**Direction:**
Go through the data below. List every line that holds the word "What".

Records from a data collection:
-.-.-
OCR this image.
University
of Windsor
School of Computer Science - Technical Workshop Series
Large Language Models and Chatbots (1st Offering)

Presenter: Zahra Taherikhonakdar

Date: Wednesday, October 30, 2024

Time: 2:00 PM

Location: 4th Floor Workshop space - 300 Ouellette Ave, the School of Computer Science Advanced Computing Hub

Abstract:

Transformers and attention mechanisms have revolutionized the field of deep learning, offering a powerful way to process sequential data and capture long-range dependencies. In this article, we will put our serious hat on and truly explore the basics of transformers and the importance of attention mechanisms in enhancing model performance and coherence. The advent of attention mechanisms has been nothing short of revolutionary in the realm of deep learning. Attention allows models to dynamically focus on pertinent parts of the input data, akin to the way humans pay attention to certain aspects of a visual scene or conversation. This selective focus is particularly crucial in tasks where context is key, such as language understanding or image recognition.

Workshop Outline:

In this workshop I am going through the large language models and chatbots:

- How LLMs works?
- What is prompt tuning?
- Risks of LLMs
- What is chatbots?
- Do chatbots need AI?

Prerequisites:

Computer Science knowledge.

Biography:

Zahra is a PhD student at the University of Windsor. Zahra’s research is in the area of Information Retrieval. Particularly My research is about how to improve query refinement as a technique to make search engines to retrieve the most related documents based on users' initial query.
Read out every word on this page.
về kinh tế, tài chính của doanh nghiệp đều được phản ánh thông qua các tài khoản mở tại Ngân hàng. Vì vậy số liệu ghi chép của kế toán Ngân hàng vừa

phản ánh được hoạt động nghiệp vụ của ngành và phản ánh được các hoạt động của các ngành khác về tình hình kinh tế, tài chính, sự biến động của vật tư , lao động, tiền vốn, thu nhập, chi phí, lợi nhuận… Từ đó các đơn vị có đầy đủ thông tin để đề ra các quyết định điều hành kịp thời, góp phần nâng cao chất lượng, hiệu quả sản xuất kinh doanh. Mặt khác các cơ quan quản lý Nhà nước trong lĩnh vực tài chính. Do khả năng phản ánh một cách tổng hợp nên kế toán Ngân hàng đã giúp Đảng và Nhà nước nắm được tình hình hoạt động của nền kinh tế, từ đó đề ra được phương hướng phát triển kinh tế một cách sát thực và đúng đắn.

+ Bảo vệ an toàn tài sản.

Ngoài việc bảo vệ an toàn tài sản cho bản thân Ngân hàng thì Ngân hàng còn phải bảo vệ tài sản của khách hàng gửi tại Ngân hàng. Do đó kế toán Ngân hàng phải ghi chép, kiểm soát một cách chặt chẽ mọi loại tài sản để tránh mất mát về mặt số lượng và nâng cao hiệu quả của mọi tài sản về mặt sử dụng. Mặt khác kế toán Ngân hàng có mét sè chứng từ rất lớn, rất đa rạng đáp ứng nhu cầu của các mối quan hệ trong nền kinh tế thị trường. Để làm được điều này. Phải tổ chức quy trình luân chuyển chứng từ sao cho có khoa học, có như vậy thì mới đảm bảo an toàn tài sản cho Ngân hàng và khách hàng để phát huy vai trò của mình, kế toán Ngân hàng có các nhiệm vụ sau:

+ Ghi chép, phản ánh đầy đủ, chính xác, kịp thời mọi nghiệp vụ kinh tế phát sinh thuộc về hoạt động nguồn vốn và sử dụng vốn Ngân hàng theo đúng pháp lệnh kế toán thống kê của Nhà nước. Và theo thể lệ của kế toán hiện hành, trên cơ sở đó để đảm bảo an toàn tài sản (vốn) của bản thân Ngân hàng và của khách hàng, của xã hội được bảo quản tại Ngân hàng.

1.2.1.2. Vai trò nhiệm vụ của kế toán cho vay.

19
-.-.-
**Exercise answer:**
- What is prompt tuning?
- What is chatbots?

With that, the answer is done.